Recorded data
↓

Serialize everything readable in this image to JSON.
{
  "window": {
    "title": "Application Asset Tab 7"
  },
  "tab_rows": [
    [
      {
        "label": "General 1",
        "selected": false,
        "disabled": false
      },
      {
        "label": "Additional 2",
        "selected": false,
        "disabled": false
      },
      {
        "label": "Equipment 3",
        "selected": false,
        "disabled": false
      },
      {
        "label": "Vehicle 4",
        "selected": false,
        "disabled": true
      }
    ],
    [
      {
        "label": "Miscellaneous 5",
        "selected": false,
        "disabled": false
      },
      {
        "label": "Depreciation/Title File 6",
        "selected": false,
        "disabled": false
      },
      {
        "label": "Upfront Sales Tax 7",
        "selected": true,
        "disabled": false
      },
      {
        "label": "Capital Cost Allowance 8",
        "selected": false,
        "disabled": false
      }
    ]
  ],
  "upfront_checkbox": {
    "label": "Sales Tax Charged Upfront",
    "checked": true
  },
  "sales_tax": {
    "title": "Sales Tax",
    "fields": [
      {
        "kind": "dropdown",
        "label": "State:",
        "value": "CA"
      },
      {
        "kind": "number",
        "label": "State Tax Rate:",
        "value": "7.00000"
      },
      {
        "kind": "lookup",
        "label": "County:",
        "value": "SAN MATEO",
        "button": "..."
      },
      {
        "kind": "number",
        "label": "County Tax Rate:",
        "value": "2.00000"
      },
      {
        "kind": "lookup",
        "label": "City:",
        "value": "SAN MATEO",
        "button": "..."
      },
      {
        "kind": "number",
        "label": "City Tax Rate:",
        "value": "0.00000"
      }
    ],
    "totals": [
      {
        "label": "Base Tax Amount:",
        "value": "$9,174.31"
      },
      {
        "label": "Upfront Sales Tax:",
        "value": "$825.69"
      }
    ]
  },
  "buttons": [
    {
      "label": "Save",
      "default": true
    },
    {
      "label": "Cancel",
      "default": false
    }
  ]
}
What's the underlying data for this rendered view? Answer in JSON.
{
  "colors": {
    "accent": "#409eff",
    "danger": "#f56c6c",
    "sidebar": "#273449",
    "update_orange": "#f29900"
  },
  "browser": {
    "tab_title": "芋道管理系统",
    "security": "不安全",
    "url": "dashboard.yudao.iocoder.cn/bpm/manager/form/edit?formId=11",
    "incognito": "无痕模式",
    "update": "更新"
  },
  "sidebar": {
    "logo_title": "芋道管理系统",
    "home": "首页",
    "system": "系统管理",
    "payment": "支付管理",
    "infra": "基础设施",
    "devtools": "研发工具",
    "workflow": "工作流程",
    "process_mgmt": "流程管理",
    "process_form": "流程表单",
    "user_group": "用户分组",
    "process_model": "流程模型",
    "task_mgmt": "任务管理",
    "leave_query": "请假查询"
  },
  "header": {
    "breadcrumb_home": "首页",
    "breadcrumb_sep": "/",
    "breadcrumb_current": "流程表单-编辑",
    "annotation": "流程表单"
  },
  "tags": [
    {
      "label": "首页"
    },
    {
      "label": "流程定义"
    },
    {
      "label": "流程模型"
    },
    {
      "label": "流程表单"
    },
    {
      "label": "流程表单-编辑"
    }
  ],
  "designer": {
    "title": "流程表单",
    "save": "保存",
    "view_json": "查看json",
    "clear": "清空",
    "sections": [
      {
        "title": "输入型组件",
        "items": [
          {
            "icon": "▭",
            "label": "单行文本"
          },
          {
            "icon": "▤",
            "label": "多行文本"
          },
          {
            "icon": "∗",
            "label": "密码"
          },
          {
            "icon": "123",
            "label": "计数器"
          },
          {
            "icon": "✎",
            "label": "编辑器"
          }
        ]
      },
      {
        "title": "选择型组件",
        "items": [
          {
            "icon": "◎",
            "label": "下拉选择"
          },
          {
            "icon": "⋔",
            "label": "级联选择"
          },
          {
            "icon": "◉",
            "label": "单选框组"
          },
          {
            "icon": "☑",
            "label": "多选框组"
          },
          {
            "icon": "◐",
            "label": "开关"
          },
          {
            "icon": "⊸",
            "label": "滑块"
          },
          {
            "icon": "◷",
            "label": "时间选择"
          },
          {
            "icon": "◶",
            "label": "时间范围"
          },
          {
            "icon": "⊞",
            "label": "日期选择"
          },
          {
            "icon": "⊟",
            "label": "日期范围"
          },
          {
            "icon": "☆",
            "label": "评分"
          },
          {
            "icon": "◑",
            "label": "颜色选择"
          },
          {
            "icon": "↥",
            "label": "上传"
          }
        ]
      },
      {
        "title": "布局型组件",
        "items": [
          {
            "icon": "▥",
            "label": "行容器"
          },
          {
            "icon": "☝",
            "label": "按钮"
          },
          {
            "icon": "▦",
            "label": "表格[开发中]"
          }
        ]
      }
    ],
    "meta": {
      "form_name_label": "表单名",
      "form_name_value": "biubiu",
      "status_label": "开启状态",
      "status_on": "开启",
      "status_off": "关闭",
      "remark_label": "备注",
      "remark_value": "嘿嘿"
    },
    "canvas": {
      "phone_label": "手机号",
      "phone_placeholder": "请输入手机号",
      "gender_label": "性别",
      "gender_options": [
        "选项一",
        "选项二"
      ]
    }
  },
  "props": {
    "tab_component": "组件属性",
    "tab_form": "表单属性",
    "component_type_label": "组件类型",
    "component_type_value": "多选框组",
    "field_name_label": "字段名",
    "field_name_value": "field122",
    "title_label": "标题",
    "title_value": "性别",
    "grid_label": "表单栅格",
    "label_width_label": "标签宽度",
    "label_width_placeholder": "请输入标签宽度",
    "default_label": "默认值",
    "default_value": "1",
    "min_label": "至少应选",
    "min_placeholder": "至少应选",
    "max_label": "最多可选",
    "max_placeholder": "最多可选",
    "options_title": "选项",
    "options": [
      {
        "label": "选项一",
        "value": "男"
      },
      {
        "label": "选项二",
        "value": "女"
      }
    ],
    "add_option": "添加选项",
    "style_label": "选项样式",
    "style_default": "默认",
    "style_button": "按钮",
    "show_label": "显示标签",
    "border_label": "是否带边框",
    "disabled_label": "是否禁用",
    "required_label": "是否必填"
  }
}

↑

**What you should do**. Nothing may be left out: return each entry exactly as it reads.

**Solution below**.
Serialize everything readable in this image to JSON.
{
  "window": {
    "title": "Application Asset Tab 7"
  },
  "tab_rows": [
    [
      {
        "label": "General 1",
        "selected": false,
        "disabled": false
      },
      {
        "label": "Additional 2",
        "selected": false,
        "disabled": false
      },
      {
        "label": "Equipment 3",
        "selected": false,
        "disabled": false
      },
      {
        "label": "Vehicle 4",
        "selected": false,
        "disabled": true
      }
    ],
    [
      {
        "label": "Miscellaneous 5",
        "selected": false,
        "disabled": false
      },
      {
        "label": "Depreciation/Title File 6",
        "selected": false,
        "disabled": false
      },
      {
        "label": "Upfront Sales Tax 7",
        "selected": true,
        "disabled": false
      },
      {
        "label": "Capital Cost Allowance 8",
        "selected": false,
        "disabled": false
      }
    ]
  ],
  "upfront_checkbox": {
    "label": "Sales Tax Charged Upfront",
    "checked": true
  },
  "sales_tax": {
    "title": "Sales Tax",
    "fields": [
      {
        "kind": "dropdown",
        "label": "State:",
        "value": "CA"
      },
      {
        "kind": "number",
        "label": "State Tax Rate:",
        "value": "7.00000"
      },
      {
        "kind": "lookup",
        "label": "County:",
        "value": "SAN MATEO",
        "button": "..."
      },
      {
        "kind": "number",
        "label": "County Tax Rate:",
        "value": "2.00000"
      },
      {
        "kind": "lookup",
        "label": "City:",
        "value": "SAN MATEO",
        "button": "..."
      },
      {
        "kind": "number",
        "label": "City Tax Rate:",
        "value": "0.00000"
      }
    ],
    "totals": [
      {
        "label": "Base Tax Amount:",
        "value": "$9,174.31"
      },
      {
        "label": "Upfront Sales Tax:",
        "value": "$825.69"
      }
    ]
  },
  "buttons": [
    {
      "label": "Save",
      "default": true
    },
    {
      "label": "Cancel",
      "default": false
    }
  ]
}
What's the underlying data for this rendered view? Answer in JSON.
{
  "colors": {
    "accent": "#409eff",
    "danger": "#f56c6c",
    "sidebar": "#273449",
    "update_orange": "#f29900"
  },
  "browser": {
    "tab_title": "芋道管理系统",
    "security": "不安全",
    "url": "dashboard.yudao.iocoder.cn/bpm/manager/form/edit?formId=11",
    "incognito": "无痕模式",
    "update": "更新"
  },
  "sidebar": {
    "logo_title": "芋道管理系统",
    "home": "首页",
    "system": "系统管理",
    "payment": "支付管理",
    "infra": "基础设施",
    "devtools": "研发工具",
    "workflow": "工作流程",
    "process_mgmt": "流程管理",
    "process_form": "流程表单",
    "user_group": "用户分组",
    "process_model": "流程模型",
    "task_mgmt": "任务管理",
    "leave_query": "请假查询"
  },
  "header": {
    "breadcrumb_home": "首页",
    "breadcrumb_sep": "/",
    "breadcrumb_current": "流程表单-编辑",
    "annotation": "流程表单"
  },
  "tags": [
    {
      "label": "首页"
    },
    {
      "label": "流程定义"
    },
    {
      "label": "流程模型"
    },
    {
      "label": "流程表单"
    },
    {
      "label": "流程表单-编辑"
    }
  ],
  "designer": {
    "title": "流程表单",
    "save": "保存",
    "view_json": "查看json",
    "clear": "清空",
    "sections": [
      {
        "title": "输入型组件",
        "items": [
          {
            "icon": "▭",
            "label": "单行文本"
          },
          {
            "icon": "▤",
            "label": "多行文本"
          },
          {
            "icon": "∗",
            "label": "密码"
          },
          {
            "icon": "123",
            "label": "计数器"
          },
          {
            "icon": "✎",
            "label": "编辑器"
          }
        ]
      },
      {
        "title": "选择型组件",
        "items": [
          {
            "icon": "◎",
            "label": "下拉选择"
          },
          {
            "icon": "⋔",
            "label": "级联选择"
          },
          {
            "icon": "◉",
            "label": "单选框组"
          },
          {
            "icon": "☑",
            "label": "多选框组"
          },
          {
            "icon": "◐",
            "label": "开关"
          },
          {
            "icon": "⊸",
            "label": "滑块"
          },
          {
            "icon": "◷",
            "label": "时间选择"
          },
          {
            "icon": "◶",
            "label": "时间范围"
          },
          {
            "icon": "⊞",
            "label": "日期选择"
          },
          {
            "icon": "⊟",
            "label": "日期范围"
          },
          {
            "icon": "☆",
            "label": "评分"
          },
          {
            "icon": "◑",
            "label": "颜色选择"
          },
          {
            "icon": "↥",
            "label": "上传"
          }
        ]
      },
      {
        "title": "布局型组件",
        "items": [
          {
            "icon": "▥",
            "label": "行容器"
          },
          {
            "icon": "☝",
            "label": "按钮"
          },
          {
            "icon": "▦",
            "label": "表格[开发中]"
          }
        ]
      }
    ],
    "meta": {
      "form_name_label": "表单名",
      "form_name_value": "biubiu",
      "status_label": "开启状态",
      "status_on": "开启",
      "status_off": "关闭",
      "remark_label": "备注",
      "remark_value": "嘿嘿"
    },
    "canvas": {
      "phone_label": "手机号",
      "phone_placeholder": "请输入手机号",
      "gender_label": "性别",
      "gender_options": [
        "选项一",
        "选项二"
      ]
    }
  },
  "props": {
    "tab_component": "组件属性",
    "tab_form": "表单属性",
    "component_type_label": "组件类型",
    "component_type_value": "多选框组",
    "field_name_label": "字段名",
    "field_name_value": "field122",
    "title_label": "标题",
    "title_value": "性别",
    "grid_label": "表单栅格",
    "label_width_label": "标签宽度",
    "label_width_placeholder": "请输入标签宽度",
    "default_label": "默认值",
    "default_value": "1",
    "min_label": "至少应选",
    "min_placeholder": "至少应选",
    "max_label": "最多可选",
    "max_placeholder": "最多可选",
    "options_title": "选项",
    "options": [
      {
        "label": "选项一",
        "value": "男"
      },
      {
        "label": "选项二",
        "value": "女"
      }
    ],
    "add_option": "添加选项",
    "style_label": "选项样式",
    "style_default": "默认",
    "style_button": "按钮",
    "show_label": "显示标签",
    "border_label": "是否带边框",
    "disabled_label": "是否禁用",
    "required_label": "是否必填"
  }
}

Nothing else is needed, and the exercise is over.